→ **TASK TO CARRY OUT**
Send each entry back exactly as given, pictures excluded.

→ **RECORDS FOR THIS EXERCISE**
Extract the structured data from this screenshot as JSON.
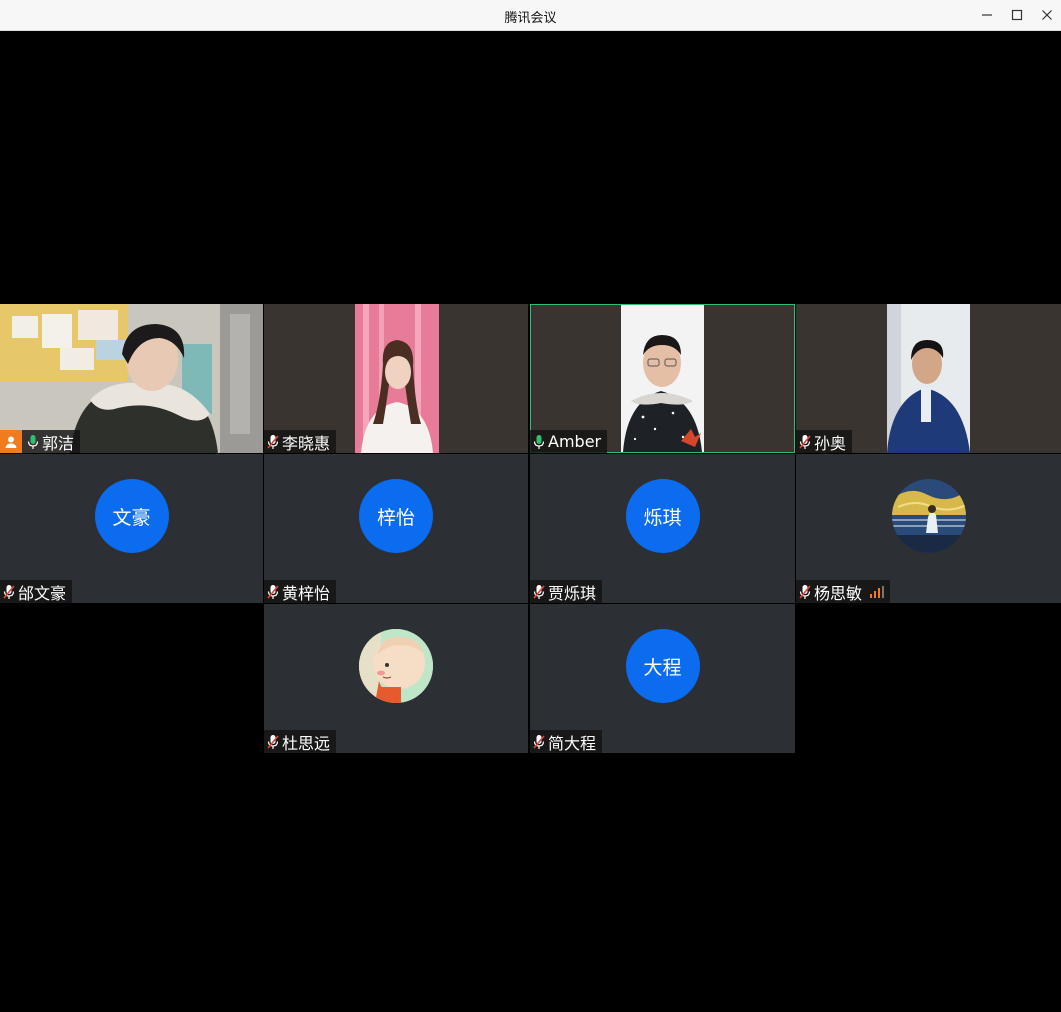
{
  "window": {
    "title": "腾讯会议"
  },
  "participants": [
    {
      "name": "郭洁",
      "host": true,
      "mic": "on"
    },
    {
      "name": "李晓惠",
      "mic": "muted"
    },
    {
      "name": "Amber",
      "mic": "on",
      "speaking": true
    },
    {
      "name": "孙奥",
      "mic": "muted"
    },
    {
      "name": "邰文豪",
      "avatar_text": "文豪",
      "mic": "muted"
    },
    {
      "name": "黄梓怡",
      "avatar_text": "梓怡",
      "mic": "muted"
    },
    {
      "name": "贾烁琪",
      "avatar_text": "烁琪",
      "mic": "muted"
    },
    {
      "name": "杨思敏",
      "mic": "muted",
      "network_signal": true
    },
    {
      "name": "杜思远",
      "mic": "muted"
    },
    {
      "name": "简大程",
      "avatar_text": "大程",
      "mic": "muted"
    }
  ],
  "colors": {
    "accent": "#0b6cf0",
    "host_badge": "#f07c1f",
    "speaking_border": "#2fc06f",
    "mic_on": "#2fc06f",
    "mic_muted": "#e0453a"
  }
}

→ **ANSWER IN FULL**
Extract the structured data from this screenshot as JSON.
{
  "window": {
    "title": "腾讯会议"
  },
  "participants": [
    {
      "name": "郭洁",
      "host": true,
      "mic": "on"
    },
    {
      "name": "李晓惠",
      "mic": "muted"
    },
    {
      "name": "Amber",
      "mic": "on",
      "speaking": true
    },
    {
      "name": "孙奥",
      "mic": "muted"
    },
    {
      "name": "邰文豪",
      "avatar_text": "文豪",
      "mic": "muted"
    },
    {
      "name": "黄梓怡",
      "avatar_text": "梓怡",
      "mic": "muted"
    },
    {
      "name": "贾烁琪",
      "avatar_text": "烁琪",
      "mic": "muted"
    },
    {
      "name": "杨思敏",
      "mic": "muted",
      "network_signal": true
    },
    {
      "name": "杜思远",
      "mic": "muted"
    },
    {
      "name": "简大程",
      "avatar_text": "大程",
      "mic": "muted"
    }
  ],
  "colors": {
    "accent": "#0b6cf0",
    "host_badge": "#f07c1f",
    "speaking_border": "#2fc06f",
    "mic_on": "#2fc06f",
    "mic_muted": "#e0453a"
  }
}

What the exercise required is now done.